→ **WHAT YOU ARE ASKED TO DO**:
Scan the records and identify every line in which the string "process" occurs, then return those lines.

[Entries from a visual dataset]
● ● ● ● ●
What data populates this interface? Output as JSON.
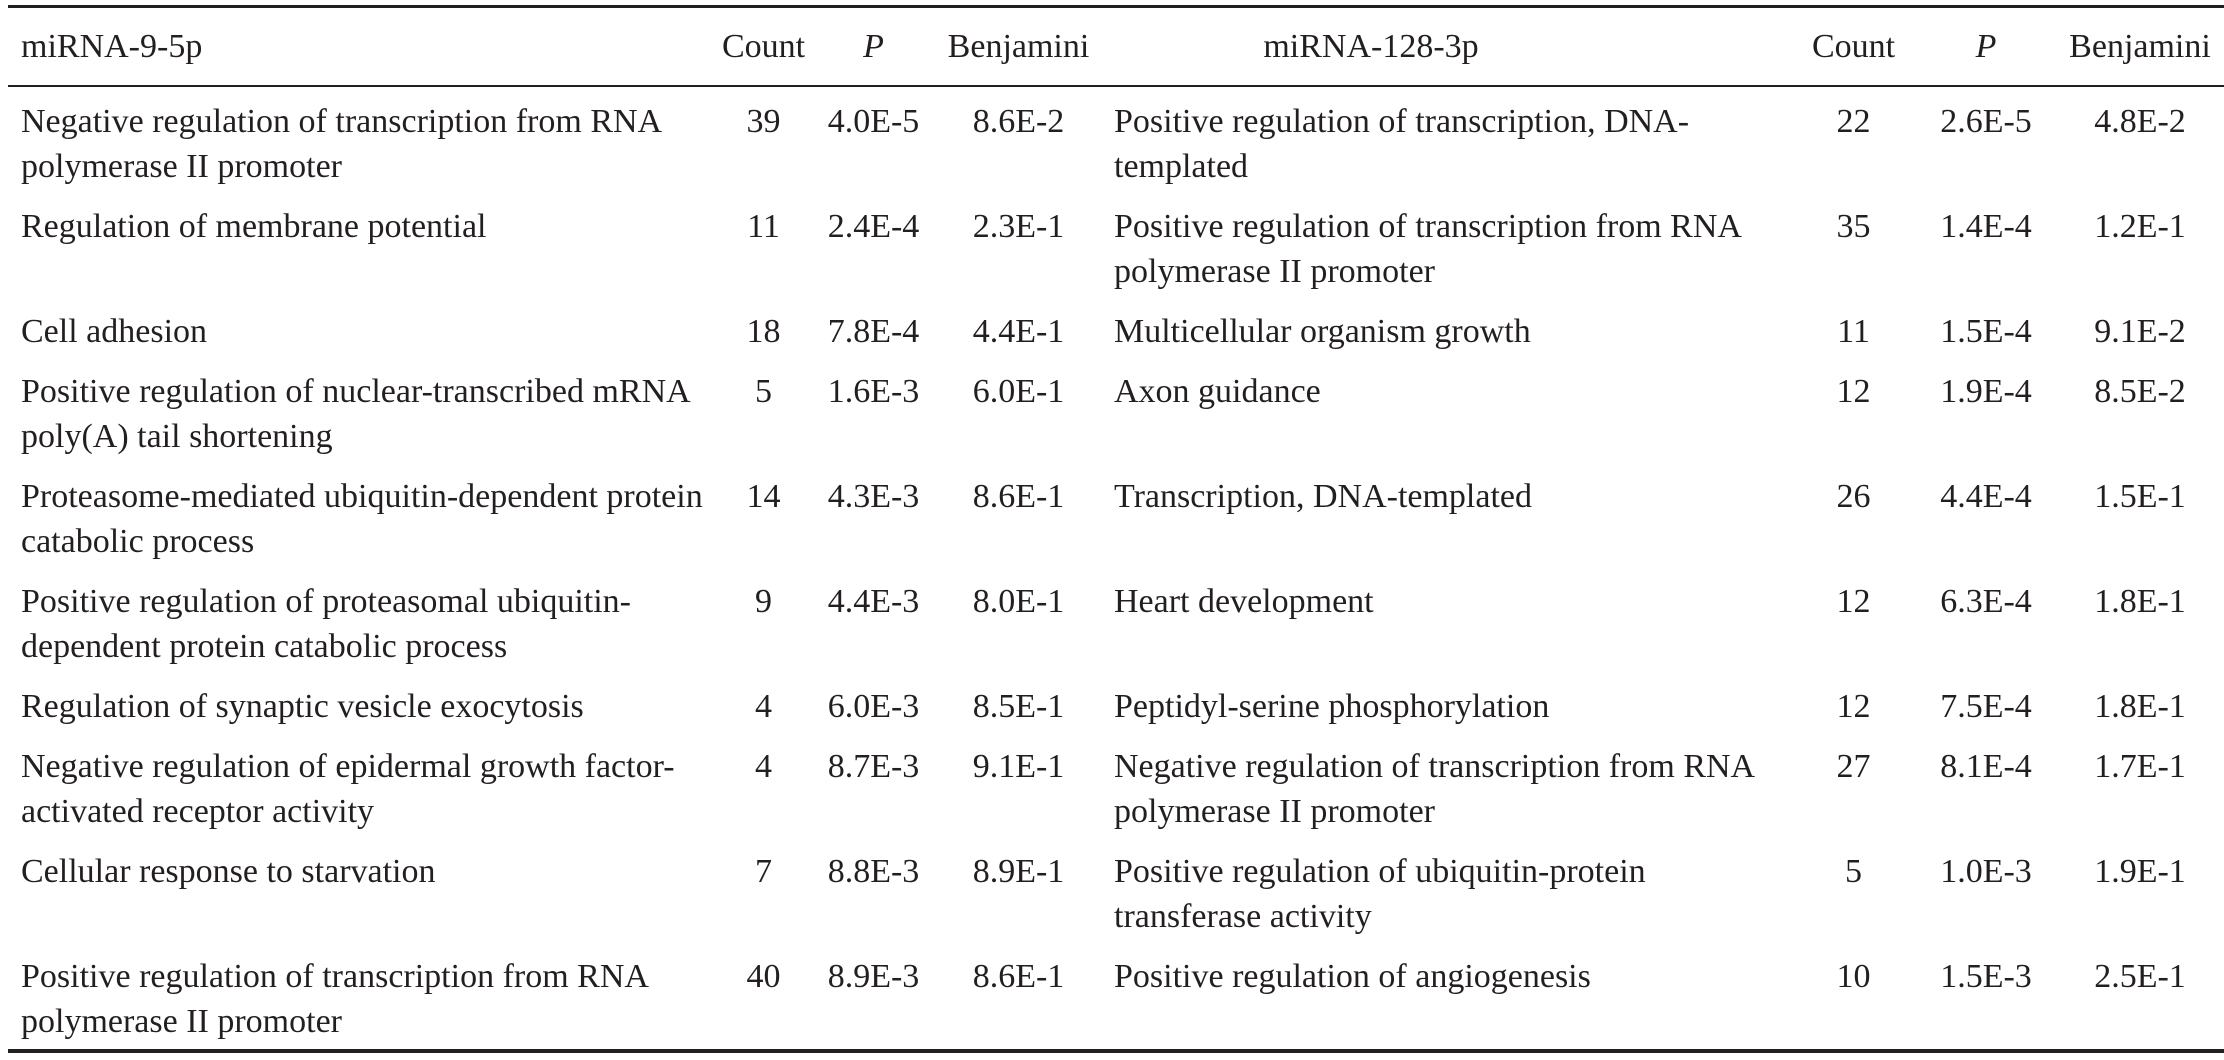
{
  "header": {
    "term1": "miRNA-9-5p",
    "count1": "Count",
    "p1": "P",
    "benjamini1": "Benjamini",
    "term2": "miRNA-128-3p",
    "count2": "Count",
    "p2": "P",
    "benjamini2": "Benjamini"
  },
  "rows": [
    {
      "term1": "Negative regulation of transcription from RNA polymerase II promoter",
      "count1": "39",
      "p1": "4.0E-5",
      "b1": "8.6E-2",
      "term2": "Positive regulation of transcription, DNA-templated",
      "count2": "22",
      "p2": "2.6E-5",
      "b2": "4.8E-2"
    },
    {
      "term1": "Regulation of membrane potential",
      "count1": "11",
      "p1": "2.4E-4",
      "b1": "2.3E-1",
      "term2": "Positive regulation of transcription from RNA polymerase II promoter",
      "count2": "35",
      "p2": "1.4E-4",
      "b2": "1.2E-1"
    },
    {
      "term1": "Cell adhesion",
      "count1": "18",
      "p1": "7.8E-4",
      "b1": "4.4E-1",
      "term2": "Multicellular organism growth",
      "count2": "11",
      "p2": "1.5E-4",
      "b2": "9.1E-2"
    },
    {
      "term1": "Positive regulation of nuclear-transcribed mRNA poly(A) tail shortening",
      "count1": "5",
      "p1": "1.6E-3",
      "b1": "6.0E-1",
      "term2": "Axon guidance",
      "count2": "12",
      "p2": "1.9E-4",
      "b2": "8.5E-2"
    },
    {
      "term1": "Proteasome-mediated ubiquitin-dependent protein catabolic process",
      "count1": "14",
      "p1": "4.3E-3",
      "b1": "8.6E-1",
      "term2": "Transcription, DNA-templated",
      "count2": "26",
      "p2": "4.4E-4",
      "b2": "1.5E-1"
    },
    {
      "term1": "Positive regulation of proteasomal ubiquitin-dependent protein catabolic process",
      "count1": "9",
      "p1": "4.4E-3",
      "b1": "8.0E-1",
      "term2": "Heart development",
      "count2": "12",
      "p2": "6.3E-4",
      "b2": "1.8E-1"
    },
    {
      "term1": "Regulation of synaptic vesicle exocytosis",
      "count1": "4",
      "p1": "6.0E-3",
      "b1": "8.5E-1",
      "term2": "Peptidyl-serine phosphorylation",
      "count2": "12",
      "p2": "7.5E-4",
      "b2": "1.8E-1"
    },
    {
      "term1": "Negative regulation of epidermal growth factor-activated receptor activity",
      "count1": "4",
      "p1": "8.7E-3",
      "b1": "9.1E-1",
      "term2": "Negative regulation of transcription from RNA polymerase II promoter",
      "count2": "27",
      "p2": "8.1E-4",
      "b2": "1.7E-1"
    },
    {
      "term1": "Cellular response to starvation",
      "count1": "7",
      "p1": "8.8E-3",
      "b1": "8.9E-1",
      "term2": "Positive regulation of ubiquitin-protein transferase activity",
      "count2": "5",
      "p2": "1.0E-3",
      "b2": "1.9E-1"
    },
    {
      "term1": "Positive regulation of transcription from RNA polymerase II promoter",
      "count1": "40",
      "p1": "8.9E-3",
      "b1": "8.6E-1",
      "term2": "Positive regulation of angiogenesis",
      "count2": "10",
      "p2": "1.5E-3",
      "b2": "2.5E-1"
    }
  ]
}
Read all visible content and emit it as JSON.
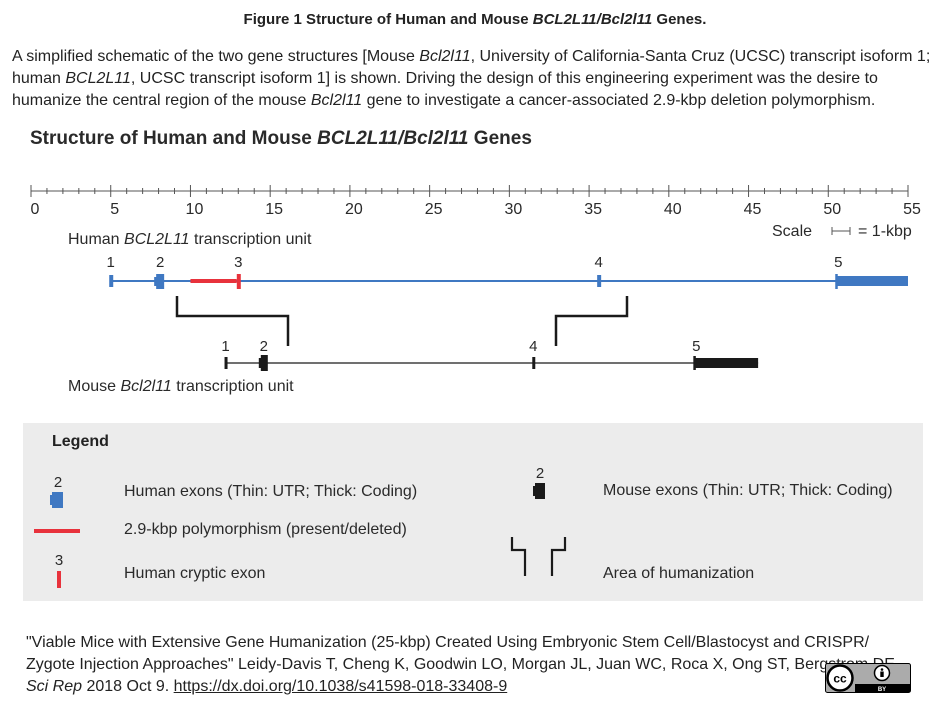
{
  "figure_title": {
    "prefix": "Figure 1 Structure of Human and Mouse ",
    "genes": "BCL2L11/Bcl2l11",
    "suffix": " Genes."
  },
  "caption": {
    "p1": "A simplified schematic of the two gene structures [Mouse ",
    "mouse_gene": "Bcl2l11",
    "p2": ", University of California-Santa Cruz (UCSC) transcript isoform 1; human ",
    "human_gene": "BCL2L11",
    "p3": ", UCSC transcript isoform 1] is shown. Driving the design of this engineering experiment was the desire to humanize the central region of the mouse ",
    "mouse_gene_2": "Bcl2l11",
    "p4": " gene to investigate a cancer-associated 2.9-kbp deletion polymorphism."
  },
  "diagram": {
    "title_prefix": "Structure of Human and Mouse ",
    "title_genes": "BCL2L11/Bcl2l11",
    "title_suffix": " Genes",
    "ruler": {
      "min": 0,
      "max": 55,
      "major_step": 5,
      "minor_step": 1,
      "labels": [
        "0",
        "5",
        "10",
        "15",
        "20",
        "25",
        "30",
        "35",
        "40",
        "45",
        "50",
        "55"
      ]
    },
    "scale_label": "Scale",
    "scale_value": "= 1-kbp",
    "human": {
      "label_prefix": "Human ",
      "label_gene": "BCL2L11",
      "label_suffix": " transcription unit",
      "start_kbp": 5.0,
      "end_kbp": 55.0,
      "exons": [
        {
          "num": "1",
          "kbp": 5.0,
          "type": "utr"
        },
        {
          "num": "2",
          "kbp": 8.1,
          "type": "coding"
        },
        {
          "num": "3",
          "kbp": 13.0,
          "type": "cryptic"
        },
        {
          "num": "4",
          "kbp": 35.6,
          "type": "utr"
        },
        {
          "num": "5",
          "kbp": 50.5,
          "type": "coding_end",
          "end_kbp": 55.0
        }
      ],
      "polymorphism": {
        "start_kbp": 10.0,
        "end_kbp": 12.9,
        "length_kbp": 2.9
      }
    },
    "mouse": {
      "label_prefix": "Mouse ",
      "label_gene": "Bcl2l11",
      "label_suffix": " transcription unit",
      "start_kbp": 12.2,
      "end_kbp": 45.6,
      "exons": [
        {
          "num": "1",
          "kbp": 12.2,
          "type": "utr"
        },
        {
          "num": "2",
          "kbp": 14.6,
          "type": "coding"
        },
        {
          "num": "4",
          "kbp": 31.5,
          "type": "utr"
        },
        {
          "num": "5",
          "kbp": 41.6,
          "type": "coding_end",
          "end_kbp": 45.6
        }
      ]
    }
  },
  "legend": {
    "title": "Legend",
    "items": [
      {
        "marker_num": "2",
        "text": "Human exons (Thin: UTR; Thick: Coding)"
      },
      {
        "marker_num": "",
        "text": "2.9-kbp polymorphism (present/deleted)"
      },
      {
        "marker_num": "3",
        "text": "Human cryptic exon"
      },
      {
        "marker_num": "2",
        "text": "Mouse exons (Thin: UTR; Thick: Coding)"
      },
      {
        "marker_num": "",
        "text": "Area of humanization"
      }
    ]
  },
  "citation": {
    "line": "\"Viable Mice with Extensive Gene Humanization (25-kbp) Created Using Embryonic Stem Cell/Blastocyst and CRISPR/ Zygote Injection Approaches\" Leidy-Davis T, Cheng K, Goodwin LO, Morgan JL, Juan WC, Roca X, Ong ST, Bergstrom DE. ",
    "journal": "Sci Rep",
    "date": " 2018 Oct 9. ",
    "doi": "https://dx.doi.org/10.1038/s41598-018-33408-9"
  },
  "license_badge": {
    "cc": "cc",
    "by": "BY"
  },
  "colors": {
    "human": "#3f78c2",
    "mouse": "#1a1a1a",
    "polymorphism": "#e8323c",
    "legend_bg": "#ececec",
    "ruler": "#555555"
  }
}
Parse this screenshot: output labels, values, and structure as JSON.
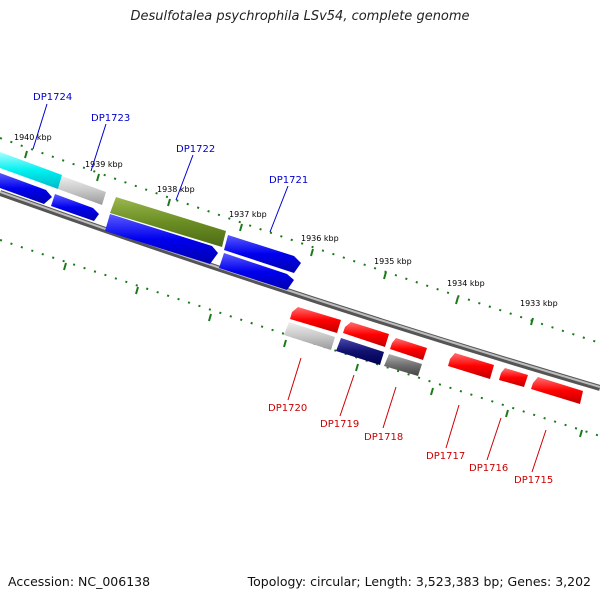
{
  "title": "Desulfotalea psychrophila LSv54, complete genome",
  "footer": {
    "accession": "Accession: NC_006138",
    "topology": "Topology: circular; Length: 3,523,383 bp; Genes: 3,202"
  },
  "scale_labels": [
    "1940 kbp",
    "1939 kbp",
    "1938 kbp",
    "1937 kbp",
    "1936 kbp",
    "1935 kbp",
    "1934 kbp",
    "1933 kbp"
  ],
  "colors": {
    "forward_label": "#0000cc",
    "reverse_label": "#cc0000",
    "backbone": "#777777",
    "tick": "#1a7a1a"
  },
  "forward_genes": [
    {
      "id": "DP1724"
    },
    {
      "id": "DP1723"
    },
    {
      "id": "DP1722"
    },
    {
      "id": "DP1721"
    }
  ],
  "reverse_genes": [
    {
      "id": "DP1720"
    },
    {
      "id": "DP1719"
    },
    {
      "id": "DP1718"
    },
    {
      "id": "DP1717"
    },
    {
      "id": "DP1716"
    },
    {
      "id": "DP1715"
    }
  ]
}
● ● ● ● ●
→ **SOLVED PROBLEM**:
      "term1": "Proteasome-mediated ubiquitin-dependent protein catabolic process",
      "term1": "Positive regulation of proteasomal ubiquitin-dependent protein catabolic process",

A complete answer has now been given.